Look for "author" in each line of the entries, and return the matching lines.

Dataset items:
━━━━━━━━
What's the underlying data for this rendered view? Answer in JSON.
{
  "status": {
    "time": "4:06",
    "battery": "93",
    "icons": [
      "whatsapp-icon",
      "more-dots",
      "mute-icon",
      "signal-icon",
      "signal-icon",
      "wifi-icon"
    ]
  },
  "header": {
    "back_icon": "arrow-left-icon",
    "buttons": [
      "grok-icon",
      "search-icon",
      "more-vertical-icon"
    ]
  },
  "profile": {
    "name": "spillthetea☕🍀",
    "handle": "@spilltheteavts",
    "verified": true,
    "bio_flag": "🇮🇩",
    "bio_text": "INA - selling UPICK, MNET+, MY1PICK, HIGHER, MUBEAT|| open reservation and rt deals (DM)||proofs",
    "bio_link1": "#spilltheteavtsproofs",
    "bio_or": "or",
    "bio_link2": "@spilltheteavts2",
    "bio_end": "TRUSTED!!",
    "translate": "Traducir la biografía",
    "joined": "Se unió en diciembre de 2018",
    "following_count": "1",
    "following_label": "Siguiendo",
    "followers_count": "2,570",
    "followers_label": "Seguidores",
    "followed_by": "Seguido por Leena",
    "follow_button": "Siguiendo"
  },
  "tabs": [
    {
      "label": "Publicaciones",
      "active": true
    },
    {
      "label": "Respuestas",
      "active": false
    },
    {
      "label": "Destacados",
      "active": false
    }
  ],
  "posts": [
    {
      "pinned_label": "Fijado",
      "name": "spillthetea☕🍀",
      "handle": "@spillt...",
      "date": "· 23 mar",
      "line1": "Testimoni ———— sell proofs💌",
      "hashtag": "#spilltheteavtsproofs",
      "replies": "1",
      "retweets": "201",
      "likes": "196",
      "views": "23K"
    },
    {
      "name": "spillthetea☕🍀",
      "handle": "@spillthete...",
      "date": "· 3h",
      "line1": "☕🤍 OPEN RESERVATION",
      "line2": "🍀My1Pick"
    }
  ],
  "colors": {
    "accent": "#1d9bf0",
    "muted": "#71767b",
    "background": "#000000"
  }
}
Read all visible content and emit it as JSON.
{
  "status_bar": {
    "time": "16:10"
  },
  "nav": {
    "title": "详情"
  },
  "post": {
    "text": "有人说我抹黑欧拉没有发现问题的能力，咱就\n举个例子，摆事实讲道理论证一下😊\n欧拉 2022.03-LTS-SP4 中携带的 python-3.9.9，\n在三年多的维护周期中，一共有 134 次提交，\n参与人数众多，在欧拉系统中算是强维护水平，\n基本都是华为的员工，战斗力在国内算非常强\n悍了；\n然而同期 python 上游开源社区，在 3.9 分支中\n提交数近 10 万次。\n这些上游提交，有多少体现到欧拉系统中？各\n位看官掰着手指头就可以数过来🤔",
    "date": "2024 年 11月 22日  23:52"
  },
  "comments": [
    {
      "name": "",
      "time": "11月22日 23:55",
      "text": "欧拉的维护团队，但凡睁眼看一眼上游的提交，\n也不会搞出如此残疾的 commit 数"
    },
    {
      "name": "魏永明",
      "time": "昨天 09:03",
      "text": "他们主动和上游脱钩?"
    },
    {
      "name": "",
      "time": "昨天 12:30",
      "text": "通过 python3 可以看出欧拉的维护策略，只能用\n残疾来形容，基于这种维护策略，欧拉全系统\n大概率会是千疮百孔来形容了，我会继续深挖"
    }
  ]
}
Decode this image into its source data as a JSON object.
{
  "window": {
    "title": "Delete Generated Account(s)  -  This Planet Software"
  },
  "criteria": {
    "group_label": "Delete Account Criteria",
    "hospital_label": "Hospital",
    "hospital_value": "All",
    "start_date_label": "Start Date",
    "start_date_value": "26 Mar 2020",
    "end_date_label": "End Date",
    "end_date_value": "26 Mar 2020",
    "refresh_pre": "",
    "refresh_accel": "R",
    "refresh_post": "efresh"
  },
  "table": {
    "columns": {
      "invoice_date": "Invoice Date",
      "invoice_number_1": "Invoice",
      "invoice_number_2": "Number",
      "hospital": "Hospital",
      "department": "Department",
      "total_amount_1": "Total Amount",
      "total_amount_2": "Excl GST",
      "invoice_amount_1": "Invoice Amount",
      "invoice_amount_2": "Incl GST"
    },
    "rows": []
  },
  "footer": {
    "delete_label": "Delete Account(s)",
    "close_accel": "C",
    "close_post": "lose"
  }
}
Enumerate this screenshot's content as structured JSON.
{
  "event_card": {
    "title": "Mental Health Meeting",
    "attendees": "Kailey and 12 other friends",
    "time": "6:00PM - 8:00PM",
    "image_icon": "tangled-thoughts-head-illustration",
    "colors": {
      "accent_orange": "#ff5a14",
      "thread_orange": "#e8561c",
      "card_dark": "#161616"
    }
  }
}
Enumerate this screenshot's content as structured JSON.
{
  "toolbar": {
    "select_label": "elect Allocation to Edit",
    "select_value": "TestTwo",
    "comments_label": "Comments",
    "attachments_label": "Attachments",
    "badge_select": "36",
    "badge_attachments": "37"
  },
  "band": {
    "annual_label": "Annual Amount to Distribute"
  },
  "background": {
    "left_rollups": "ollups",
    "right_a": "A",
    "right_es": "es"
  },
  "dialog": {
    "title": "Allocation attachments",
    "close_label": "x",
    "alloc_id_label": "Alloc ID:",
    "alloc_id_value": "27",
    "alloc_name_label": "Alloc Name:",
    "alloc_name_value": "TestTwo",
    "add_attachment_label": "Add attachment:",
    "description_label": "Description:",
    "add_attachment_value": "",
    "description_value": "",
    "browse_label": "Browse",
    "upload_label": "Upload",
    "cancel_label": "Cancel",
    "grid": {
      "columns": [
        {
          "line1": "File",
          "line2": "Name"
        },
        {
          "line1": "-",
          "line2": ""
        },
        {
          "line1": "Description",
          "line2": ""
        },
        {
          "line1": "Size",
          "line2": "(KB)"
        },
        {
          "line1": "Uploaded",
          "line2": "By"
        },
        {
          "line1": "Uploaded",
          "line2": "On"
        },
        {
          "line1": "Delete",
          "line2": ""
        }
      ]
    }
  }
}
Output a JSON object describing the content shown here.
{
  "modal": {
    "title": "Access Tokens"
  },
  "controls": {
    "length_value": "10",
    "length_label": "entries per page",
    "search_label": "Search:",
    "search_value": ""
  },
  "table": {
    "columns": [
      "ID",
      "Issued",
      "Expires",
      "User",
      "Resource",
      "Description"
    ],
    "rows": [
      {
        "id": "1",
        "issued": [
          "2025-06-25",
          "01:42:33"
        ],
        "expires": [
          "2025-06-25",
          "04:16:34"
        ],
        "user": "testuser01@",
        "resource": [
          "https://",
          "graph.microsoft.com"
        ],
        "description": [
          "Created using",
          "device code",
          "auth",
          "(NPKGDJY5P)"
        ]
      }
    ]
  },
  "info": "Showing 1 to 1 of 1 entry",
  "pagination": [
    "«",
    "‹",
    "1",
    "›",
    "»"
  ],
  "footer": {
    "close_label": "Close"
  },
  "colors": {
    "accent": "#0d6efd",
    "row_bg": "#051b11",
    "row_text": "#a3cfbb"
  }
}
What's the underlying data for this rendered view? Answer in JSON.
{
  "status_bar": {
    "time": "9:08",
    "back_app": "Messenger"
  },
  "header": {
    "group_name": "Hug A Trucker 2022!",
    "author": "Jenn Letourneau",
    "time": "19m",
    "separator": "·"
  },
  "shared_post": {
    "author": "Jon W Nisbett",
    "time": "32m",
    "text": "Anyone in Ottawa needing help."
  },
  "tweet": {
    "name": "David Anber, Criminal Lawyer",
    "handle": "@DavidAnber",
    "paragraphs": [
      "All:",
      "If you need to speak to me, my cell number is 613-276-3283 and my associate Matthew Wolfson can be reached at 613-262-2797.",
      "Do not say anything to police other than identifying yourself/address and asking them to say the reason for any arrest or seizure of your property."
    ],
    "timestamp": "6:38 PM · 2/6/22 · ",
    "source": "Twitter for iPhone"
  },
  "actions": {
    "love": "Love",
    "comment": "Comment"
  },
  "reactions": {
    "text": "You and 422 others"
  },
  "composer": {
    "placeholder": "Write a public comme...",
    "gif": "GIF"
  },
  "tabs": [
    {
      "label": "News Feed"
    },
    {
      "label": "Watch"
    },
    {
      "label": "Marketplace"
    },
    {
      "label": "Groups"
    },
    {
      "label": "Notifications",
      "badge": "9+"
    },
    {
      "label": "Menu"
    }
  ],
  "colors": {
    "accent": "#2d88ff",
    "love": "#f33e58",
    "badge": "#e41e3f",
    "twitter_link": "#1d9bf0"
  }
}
━━━━━━━━
### Answer:
    "author": "Jenn Letourneau",
    "author": "Jon W Nisbett",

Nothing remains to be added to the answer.